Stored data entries
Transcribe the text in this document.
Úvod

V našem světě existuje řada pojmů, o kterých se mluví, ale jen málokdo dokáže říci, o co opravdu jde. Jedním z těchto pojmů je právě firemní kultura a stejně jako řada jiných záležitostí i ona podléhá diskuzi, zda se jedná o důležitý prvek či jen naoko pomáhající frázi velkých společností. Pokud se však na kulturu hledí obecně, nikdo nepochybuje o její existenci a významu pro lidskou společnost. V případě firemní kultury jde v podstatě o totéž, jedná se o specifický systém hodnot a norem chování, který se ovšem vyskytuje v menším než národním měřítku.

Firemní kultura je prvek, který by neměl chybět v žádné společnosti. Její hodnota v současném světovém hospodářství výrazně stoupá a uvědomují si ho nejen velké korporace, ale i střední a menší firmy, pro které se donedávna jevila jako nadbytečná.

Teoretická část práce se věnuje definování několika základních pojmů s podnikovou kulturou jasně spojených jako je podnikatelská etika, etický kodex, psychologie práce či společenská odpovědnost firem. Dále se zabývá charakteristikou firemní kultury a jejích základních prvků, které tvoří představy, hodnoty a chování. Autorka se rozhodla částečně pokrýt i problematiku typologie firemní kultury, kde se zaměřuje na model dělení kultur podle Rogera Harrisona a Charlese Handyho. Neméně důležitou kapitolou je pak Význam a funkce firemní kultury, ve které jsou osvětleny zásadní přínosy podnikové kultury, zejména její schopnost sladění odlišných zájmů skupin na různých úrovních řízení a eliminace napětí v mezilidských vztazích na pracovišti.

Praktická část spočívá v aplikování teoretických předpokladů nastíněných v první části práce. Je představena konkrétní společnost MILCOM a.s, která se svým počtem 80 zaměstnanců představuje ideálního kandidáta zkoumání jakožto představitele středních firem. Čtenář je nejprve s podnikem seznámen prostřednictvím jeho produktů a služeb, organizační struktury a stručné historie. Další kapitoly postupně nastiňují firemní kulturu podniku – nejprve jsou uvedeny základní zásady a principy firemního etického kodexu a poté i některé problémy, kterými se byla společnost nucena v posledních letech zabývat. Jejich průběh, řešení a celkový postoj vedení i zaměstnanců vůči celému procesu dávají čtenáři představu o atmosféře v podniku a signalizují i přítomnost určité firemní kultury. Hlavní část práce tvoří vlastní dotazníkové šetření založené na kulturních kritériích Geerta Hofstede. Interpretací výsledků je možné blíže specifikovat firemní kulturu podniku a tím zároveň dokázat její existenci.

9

:: Problem details ::
Check each line above for the string "kultura" and show the ones that have it.

:: Result of this exercise ::
V našem světě existuje řada pojmů, o kterých se mluví, ale jen málokdo dokáže říci, o co opravdu jde. Jedním z těchto pojmů je právě firemní kultura a stejně jako řada jiných záležitostí i ona podléhá diskuzi, zda se jedná o důležitý prvek či jen naoko pomáhající frázi velkých společností. Pokud se však na kulturu hledí obecně, nikdo nepochybuje o její existenci a významu pro lidskou společnost. V případě firemní kultury jde v podstatě o totéž, jedná se o specifický systém hodnot a norem chování, který se ovšem vyskytuje v menším než národním měřítku.
Firemní kultura je prvek, který by neměl chybět v žádné společnosti. Její hodnota v současném světovém hospodářství výrazně stoupá a uvědomují si ho nejen velké korporace, ale i střední a menší firmy, pro které se donedávna jevila jako nadbytečná.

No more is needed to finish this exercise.